++++ Records supplied ++++

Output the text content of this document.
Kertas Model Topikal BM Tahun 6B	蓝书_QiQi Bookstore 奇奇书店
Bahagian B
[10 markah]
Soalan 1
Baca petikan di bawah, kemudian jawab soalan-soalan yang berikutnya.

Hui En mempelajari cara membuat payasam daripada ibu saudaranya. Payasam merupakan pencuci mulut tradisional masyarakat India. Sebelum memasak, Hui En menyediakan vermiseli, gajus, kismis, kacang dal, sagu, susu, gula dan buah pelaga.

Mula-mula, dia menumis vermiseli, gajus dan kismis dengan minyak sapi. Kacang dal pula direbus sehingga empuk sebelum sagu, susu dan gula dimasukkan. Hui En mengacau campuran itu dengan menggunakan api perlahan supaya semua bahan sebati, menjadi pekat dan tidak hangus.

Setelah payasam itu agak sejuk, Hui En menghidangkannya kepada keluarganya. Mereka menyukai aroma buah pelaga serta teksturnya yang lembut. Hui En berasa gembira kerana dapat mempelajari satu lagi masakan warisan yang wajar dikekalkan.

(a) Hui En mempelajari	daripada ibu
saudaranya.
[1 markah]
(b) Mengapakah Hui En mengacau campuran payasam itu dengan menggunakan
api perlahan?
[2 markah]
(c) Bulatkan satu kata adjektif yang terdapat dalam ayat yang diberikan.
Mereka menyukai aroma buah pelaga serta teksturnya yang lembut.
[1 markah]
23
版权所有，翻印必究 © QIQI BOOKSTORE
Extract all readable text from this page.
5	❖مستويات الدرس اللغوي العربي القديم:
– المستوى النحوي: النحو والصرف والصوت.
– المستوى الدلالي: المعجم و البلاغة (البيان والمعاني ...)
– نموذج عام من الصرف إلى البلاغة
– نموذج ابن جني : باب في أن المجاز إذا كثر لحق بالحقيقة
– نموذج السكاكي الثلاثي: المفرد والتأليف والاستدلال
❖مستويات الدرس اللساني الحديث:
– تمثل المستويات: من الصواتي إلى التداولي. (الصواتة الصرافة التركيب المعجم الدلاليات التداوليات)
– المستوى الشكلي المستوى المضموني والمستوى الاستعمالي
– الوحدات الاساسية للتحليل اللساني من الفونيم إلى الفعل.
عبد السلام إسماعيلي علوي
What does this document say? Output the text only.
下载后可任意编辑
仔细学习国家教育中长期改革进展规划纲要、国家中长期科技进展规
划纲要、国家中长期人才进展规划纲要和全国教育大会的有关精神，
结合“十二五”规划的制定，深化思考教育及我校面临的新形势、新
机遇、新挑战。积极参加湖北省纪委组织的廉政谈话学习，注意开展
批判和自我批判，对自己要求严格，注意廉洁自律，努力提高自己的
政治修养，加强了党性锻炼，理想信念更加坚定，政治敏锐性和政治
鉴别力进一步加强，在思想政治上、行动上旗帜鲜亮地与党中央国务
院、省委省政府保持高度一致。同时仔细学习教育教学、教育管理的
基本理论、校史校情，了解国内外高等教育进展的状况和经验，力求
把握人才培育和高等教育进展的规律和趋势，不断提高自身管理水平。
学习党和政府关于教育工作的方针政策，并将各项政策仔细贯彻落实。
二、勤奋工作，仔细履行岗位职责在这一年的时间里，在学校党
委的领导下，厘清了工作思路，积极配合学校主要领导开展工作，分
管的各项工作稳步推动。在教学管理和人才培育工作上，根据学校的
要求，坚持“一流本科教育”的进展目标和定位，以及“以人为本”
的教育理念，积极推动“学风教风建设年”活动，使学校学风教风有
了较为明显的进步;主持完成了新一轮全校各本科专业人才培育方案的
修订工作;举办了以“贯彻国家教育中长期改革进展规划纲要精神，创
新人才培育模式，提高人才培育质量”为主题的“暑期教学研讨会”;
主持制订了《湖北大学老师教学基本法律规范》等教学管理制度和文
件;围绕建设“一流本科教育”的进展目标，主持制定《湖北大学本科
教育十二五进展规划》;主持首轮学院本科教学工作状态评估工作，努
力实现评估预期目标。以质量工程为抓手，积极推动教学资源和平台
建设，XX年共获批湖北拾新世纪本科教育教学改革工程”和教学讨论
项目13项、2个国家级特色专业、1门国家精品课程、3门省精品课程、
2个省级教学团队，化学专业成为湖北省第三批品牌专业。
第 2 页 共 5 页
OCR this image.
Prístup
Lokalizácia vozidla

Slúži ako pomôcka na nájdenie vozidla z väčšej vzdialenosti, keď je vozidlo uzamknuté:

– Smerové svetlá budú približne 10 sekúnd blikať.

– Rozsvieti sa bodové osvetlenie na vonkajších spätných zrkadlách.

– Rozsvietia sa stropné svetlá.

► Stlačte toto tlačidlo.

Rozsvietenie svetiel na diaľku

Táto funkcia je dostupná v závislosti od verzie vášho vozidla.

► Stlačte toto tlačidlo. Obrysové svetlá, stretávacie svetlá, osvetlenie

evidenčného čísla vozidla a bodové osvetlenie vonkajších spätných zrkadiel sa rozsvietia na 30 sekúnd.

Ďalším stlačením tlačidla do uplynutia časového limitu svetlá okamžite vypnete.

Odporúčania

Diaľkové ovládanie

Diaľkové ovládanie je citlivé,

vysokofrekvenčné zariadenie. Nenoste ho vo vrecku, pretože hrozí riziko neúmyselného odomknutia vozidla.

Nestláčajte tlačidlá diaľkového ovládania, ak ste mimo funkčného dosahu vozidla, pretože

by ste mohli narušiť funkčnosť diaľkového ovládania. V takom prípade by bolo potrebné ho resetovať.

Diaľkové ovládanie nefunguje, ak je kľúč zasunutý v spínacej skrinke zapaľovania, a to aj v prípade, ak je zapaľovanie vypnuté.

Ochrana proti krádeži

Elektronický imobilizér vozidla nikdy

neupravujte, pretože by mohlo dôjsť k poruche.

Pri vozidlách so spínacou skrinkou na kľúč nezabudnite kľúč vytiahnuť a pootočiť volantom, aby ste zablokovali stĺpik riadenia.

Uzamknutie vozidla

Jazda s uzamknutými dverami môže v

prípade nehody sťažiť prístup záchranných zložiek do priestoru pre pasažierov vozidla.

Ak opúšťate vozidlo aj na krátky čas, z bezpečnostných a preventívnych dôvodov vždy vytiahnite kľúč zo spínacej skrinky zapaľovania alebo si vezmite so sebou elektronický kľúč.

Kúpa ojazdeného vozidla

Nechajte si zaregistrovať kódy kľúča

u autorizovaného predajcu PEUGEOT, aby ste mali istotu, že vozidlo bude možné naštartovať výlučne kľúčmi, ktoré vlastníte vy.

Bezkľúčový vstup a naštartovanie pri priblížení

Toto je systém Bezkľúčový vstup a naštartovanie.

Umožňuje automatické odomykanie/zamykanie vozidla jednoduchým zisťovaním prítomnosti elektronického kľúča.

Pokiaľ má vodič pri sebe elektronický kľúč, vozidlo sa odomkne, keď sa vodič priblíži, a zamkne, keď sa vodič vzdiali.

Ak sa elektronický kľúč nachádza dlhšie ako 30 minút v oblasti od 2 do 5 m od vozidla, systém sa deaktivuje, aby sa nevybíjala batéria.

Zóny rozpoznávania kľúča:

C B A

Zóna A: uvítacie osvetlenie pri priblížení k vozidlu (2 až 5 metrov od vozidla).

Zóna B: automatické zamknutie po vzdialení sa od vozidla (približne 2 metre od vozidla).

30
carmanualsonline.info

++++

▸ **Problem**:
Which lines contain the word "svetlá"? Return each of them.

▸ **Solution to the exercise**:
– Smerové svetlá budú približne 10 sekúnd blikať.
– Rozsvietia sa stropné svetlá.
► Stlačte toto tlačidlo. Obrysové svetlá, stretávacie svetlá, osvetlenie
Ďalším stlačením tlačidla do uplynutia časového limitu svetlá okamžite vypnete.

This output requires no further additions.